> [What is being asked]: Would you return the complete listing below word for word?

— Start —

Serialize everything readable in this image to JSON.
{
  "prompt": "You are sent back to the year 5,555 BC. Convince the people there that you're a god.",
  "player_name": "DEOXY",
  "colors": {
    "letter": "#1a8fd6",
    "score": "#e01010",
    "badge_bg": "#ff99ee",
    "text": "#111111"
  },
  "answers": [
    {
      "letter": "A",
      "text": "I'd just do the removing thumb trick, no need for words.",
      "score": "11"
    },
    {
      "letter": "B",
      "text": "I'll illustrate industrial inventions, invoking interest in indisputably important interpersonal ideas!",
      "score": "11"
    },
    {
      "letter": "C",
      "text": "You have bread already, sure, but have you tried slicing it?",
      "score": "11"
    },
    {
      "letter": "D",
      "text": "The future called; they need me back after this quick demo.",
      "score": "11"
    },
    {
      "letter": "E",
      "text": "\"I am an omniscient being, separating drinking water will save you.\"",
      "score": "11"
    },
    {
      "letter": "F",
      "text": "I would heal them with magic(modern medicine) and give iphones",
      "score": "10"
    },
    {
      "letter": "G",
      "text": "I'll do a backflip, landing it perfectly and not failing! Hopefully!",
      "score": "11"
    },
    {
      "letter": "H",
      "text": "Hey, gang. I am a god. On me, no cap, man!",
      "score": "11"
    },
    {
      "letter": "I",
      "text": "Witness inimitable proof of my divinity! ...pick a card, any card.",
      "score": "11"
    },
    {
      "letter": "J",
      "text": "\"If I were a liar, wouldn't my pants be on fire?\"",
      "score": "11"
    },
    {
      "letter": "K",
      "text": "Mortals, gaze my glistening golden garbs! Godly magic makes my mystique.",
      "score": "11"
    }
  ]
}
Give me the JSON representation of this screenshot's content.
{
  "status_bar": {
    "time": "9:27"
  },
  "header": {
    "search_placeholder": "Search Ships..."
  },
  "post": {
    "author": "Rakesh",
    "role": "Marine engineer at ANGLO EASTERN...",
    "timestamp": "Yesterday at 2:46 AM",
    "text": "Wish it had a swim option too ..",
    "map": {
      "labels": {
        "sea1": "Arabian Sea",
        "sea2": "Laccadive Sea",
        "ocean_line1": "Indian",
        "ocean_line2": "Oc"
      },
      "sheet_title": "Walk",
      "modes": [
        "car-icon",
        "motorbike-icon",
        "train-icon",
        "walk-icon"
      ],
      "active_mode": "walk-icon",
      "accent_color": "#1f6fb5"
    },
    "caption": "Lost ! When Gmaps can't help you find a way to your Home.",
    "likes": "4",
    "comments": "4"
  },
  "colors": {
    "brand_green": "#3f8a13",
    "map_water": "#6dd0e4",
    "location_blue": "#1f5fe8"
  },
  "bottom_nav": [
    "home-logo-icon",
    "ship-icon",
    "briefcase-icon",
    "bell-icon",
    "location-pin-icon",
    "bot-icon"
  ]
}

— End —

> [Task answer]:
Serialize everything readable in this image to JSON.
{
  "prompt": "You are sent back to the year 5,555 BC. Convince the people there that you're a god.",
  "player_name": "DEOXY",
  "colors": {
    "letter": "#1a8fd6",
    "score": "#e01010",
    "badge_bg": "#ff99ee",
    "text": "#111111"
  },
  "answers": [
    {
      "letter": "A",
      "text": "I'd just do the removing thumb trick, no need for words.",
      "score": "11"
    },
    {
      "letter": "B",
      "text": "I'll illustrate industrial inventions, invoking interest in indisputably important interpersonal ideas!",
      "score": "11"
    },
    {
      "letter": "C",
      "text": "You have bread already, sure, but have you tried slicing it?",
      "score": "11"
    },
    {
      "letter": "D",
      "text": "The future called; they need me back after this quick demo.",
      "score": "11"
    },
    {
      "letter": "E",
      "text": "\"I am an omniscient being, separating drinking water will save you.\"",
      "score": "11"
    },
    {
      "letter": "F",
      "text": "I would heal them with magic(modern medicine) and give iphones",
      "score": "10"
    },
    {
      "letter": "G",
      "text": "I'll do a backflip, landing it perfectly and not failing! Hopefully!",
      "score": "11"
    },
    {
      "letter": "H",
      "text": "Hey, gang. I am a god. On me, no cap, man!",
      "score": "11"
    },
    {
      "letter": "I",
      "text": "Witness inimitable proof of my divinity! ...pick a card, any card.",
      "score": "11"
    },
    {
      "letter": "J",
      "text": "\"If I were a liar, wouldn't my pants be on fire?\"",
      "score": "11"
    },
    {
      "letter": "K",
      "text": "Mortals, gaze my glistening golden garbs! Godly magic makes my mystique.",
      "score": "11"
    }
  ]
}
Give me the JSON representation of this screenshot's content.
{
  "status_bar": {
    "time": "9:27"
  },
  "header": {
    "search_placeholder": "Search Ships..."
  },
  "post": {
    "author": "Rakesh",
    "role": "Marine engineer at ANGLO EASTERN...",
    "timestamp": "Yesterday at 2:46 AM",
    "text": "Wish it had a swim option too ..",
    "map": {
      "labels": {
        "sea1": "Arabian Sea",
        "sea2": "Laccadive Sea",
        "ocean_line1": "Indian",
        "ocean_line2": "Oc"
      },
      "sheet_title": "Walk",
      "modes": [
        "car-icon",
        "motorbike-icon",
        "train-icon",
        "walk-icon"
      ],
      "active_mode": "walk-icon",
      "accent_color": "#1f6fb5"
    },
    "caption": "Lost ! When Gmaps can't help you find a way to your Home.",
    "likes": "4",
    "comments": "4"
  },
  "colors": {
    "brand_green": "#3f8a13",
    "map_water": "#6dd0e4",
    "location_blue": "#1f5fe8"
  },
  "bottom_nav": [
    "home-logo-icon",
    "ship-icon",
    "briefcase-icon",
    "bell-icon",
    "location-pin-icon",
    "bot-icon"
  ]
}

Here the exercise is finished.